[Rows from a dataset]
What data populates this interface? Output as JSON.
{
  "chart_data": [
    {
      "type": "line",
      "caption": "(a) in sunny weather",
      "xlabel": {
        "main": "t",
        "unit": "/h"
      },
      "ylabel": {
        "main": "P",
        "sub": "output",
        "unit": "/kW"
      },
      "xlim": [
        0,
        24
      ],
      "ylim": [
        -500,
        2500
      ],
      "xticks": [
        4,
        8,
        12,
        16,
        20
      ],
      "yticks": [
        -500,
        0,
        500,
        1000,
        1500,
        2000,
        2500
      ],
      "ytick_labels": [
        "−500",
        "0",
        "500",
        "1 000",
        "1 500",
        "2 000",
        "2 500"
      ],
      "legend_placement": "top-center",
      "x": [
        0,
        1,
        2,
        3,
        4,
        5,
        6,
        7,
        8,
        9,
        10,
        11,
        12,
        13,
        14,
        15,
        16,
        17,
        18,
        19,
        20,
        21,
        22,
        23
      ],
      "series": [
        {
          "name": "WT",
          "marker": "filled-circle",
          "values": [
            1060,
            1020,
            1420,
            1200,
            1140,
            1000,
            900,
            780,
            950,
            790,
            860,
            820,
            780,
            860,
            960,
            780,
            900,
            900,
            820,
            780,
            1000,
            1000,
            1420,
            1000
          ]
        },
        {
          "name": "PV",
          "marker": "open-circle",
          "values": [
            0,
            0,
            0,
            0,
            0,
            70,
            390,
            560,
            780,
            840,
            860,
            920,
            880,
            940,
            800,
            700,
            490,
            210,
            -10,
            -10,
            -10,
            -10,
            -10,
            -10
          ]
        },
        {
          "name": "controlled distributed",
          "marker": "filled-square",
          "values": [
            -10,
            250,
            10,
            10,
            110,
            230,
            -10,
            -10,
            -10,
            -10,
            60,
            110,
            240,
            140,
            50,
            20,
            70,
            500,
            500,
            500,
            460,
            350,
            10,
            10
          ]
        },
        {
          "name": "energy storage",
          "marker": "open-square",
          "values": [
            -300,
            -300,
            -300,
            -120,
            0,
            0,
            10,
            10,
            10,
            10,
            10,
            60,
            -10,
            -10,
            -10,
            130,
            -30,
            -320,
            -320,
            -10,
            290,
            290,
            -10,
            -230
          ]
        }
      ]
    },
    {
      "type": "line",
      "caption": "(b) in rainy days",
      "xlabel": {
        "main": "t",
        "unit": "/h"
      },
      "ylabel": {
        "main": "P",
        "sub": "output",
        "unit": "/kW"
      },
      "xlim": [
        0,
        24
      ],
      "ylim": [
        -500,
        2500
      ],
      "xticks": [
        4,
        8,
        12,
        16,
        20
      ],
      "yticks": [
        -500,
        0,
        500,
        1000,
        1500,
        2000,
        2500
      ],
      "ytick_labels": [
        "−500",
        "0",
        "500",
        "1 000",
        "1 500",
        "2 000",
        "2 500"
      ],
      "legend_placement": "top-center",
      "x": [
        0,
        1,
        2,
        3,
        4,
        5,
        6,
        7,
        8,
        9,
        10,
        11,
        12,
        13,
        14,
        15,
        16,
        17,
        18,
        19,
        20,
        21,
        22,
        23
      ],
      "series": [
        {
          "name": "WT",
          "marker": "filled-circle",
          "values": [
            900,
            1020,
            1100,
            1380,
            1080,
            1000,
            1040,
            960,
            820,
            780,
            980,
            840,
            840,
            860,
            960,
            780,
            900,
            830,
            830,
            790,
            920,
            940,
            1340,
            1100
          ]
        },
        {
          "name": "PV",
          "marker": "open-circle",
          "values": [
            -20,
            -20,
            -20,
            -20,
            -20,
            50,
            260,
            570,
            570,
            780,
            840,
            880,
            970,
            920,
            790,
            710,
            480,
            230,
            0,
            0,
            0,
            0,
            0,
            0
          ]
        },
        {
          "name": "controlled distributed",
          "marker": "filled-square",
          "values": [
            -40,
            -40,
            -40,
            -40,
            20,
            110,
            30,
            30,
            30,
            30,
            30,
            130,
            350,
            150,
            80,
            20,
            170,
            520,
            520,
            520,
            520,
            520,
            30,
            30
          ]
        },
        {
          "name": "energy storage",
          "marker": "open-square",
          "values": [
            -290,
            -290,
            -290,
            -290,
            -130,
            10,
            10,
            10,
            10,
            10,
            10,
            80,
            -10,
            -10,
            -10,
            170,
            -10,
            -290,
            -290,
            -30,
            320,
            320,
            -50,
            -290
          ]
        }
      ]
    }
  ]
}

### Goal of the exercise
Repeat the data above exactly.

### Answer for this exercise
What data populates this interface? Output as JSON.
{
  "chart_data": [
    {
      "type": "line",
      "caption": "(a) in sunny weather",
      "xlabel": {
        "main": "t",
        "unit": "/h"
      },
      "ylabel": {
        "main": "P",
        "sub": "output",
        "unit": "/kW"
      },
      "xlim": [
        0,
        24
      ],
      "ylim": [
        -500,
        2500
      ],
      "xticks": [
        4,
        8,
        12,
        16,
        20
      ],
      "yticks": [
        -500,
        0,
        500,
        1000,
        1500,
        2000,
        2500
      ],
      "ytick_labels": [
        "−500",
        "0",
        "500",
        "1 000",
        "1 500",
        "2 000",
        "2 500"
      ],
      "legend_placement": "top-center",
      "x": [
        0,
        1,
        2,
        3,
        4,
        5,
        6,
        7,
        8,
        9,
        10,
        11,
        12,
        13,
        14,
        15,
        16,
        17,
        18,
        19,
        20,
        21,
        22,
        23
      ],
      "series": [
        {
          "name": "WT",
          "marker": "filled-circle",
          "values": [
            1060,
            1020,
            1420,
            1200,
            1140,
            1000,
            900,
            780,
            950,
            790,
            860,
            820,
            780,
            860,
            960,
            780,
            900,
            900,
            820,
            780,
            1000,
            1000,
            1420,
            1000
          ]
        },
        {
          "name": "PV",
          "marker": "open-circle",
          "values": [
            0,
            0,
            0,
            0,
            0,
            70,
            390,
            560,
            780,
            840,
            860,
            920,
            880,
            940,
            800,
            700,
            490,
            210,
            -10,
            -10,
            -10,
            -10,
            -10,
            -10
          ]
        },
        {
          "name": "controlled distributed",
          "marker": "filled-square",
          "values": [
            -10,
            250,
            10,
            10,
            110,
            230,
            -10,
            -10,
            -10,
            -10,
            60,
            110,
            240,
            140,
            50,
            20,
            70,
            500,
            500,
            500,
            460,
            350,
            10,
            10
          ]
        },
        {
          "name": "energy storage",
          "marker": "open-square",
          "values": [
            -300,
            -300,
            -300,
            -120,
            0,
            0,
            10,
            10,
            10,
            10,
            10,
            60,
            -10,
            -10,
            -10,
            130,
            -30,
            -320,
            -320,
            -10,
            290,
            290,
            -10,
            -230
          ]
        }
      ]
    },
    {
      "type": "line",
      "caption": "(b) in rainy days",
      "xlabel": {
        "main": "t",
        "unit": "/h"
      },
      "ylabel": {
        "main": "P",
        "sub": "output",
        "unit": "/kW"
      },
      "xlim": [
        0,
        24
      ],
      "ylim": [
        -500,
        2500
      ],
      "xticks": [
        4,
        8,
        12,
        16,
        20
      ],
      "yticks": [
        -500,
        0,
        500,
        1000,
        1500,
        2000,
        2500
      ],
      "ytick_labels": [
        "−500",
        "0",
        "500",
        "1 000",
        "1 500",
        "2 000",
        "2 500"
      ],
      "legend_placement": "top-center",
      "x": [
        0,
        1,
        2,
        3,
        4,
        5,
        6,
        7,
        8,
        9,
        10,
        11,
        12,
        13,
        14,
        15,
        16,
        17,
        18,
        19,
        20,
        21,
        22,
        23
      ],
      "series": [
        {
          "name": "WT",
          "marker": "filled-circle",
          "values": [
            900,
            1020,
            1100,
            1380,
            1080,
            1000,
            1040,
            960,
            820,
            780,
            980,
            840,
            840,
            860,
            960,
            780,
            900,
            830,
            830,
            790,
            920,
            940,
            1340,
            1100
          ]
        },
        {
          "name": "PV",
          "marker": "open-circle",
          "values": [
            -20,
            -20,
            -20,
            -20,
            -20,
            50,
            260,
            570,
            570,
            780,
            840,
            880,
            970,
            920,
            790,
            710,
            480,
            230,
            0,
            0,
            0,
            0,
            0,
            0
          ]
        },
        {
          "name": "controlled distributed",
          "marker": "filled-square",
          "values": [
            -40,
            -40,
            -40,
            -40,
            20,
            110,
            30,
            30,
            30,
            30,
            30,
            130,
            350,
            150,
            80,
            20,
            170,
            520,
            520,
            520,
            520,
            520,
            30,
            30
          ]
        },
        {
          "name": "energy storage",
          "marker": "open-square",
          "values": [
            -290,
            -290,
            -290,
            -290,
            -130,
            10,
            10,
            10,
            10,
            10,
            10,
            80,
            -10,
            -10,
            -10,
            170,
            -10,
            -290,
            -290,
            -30,
            320,
            320,
            -50,
            -290
          ]
        }
      ]
    }
  ]
}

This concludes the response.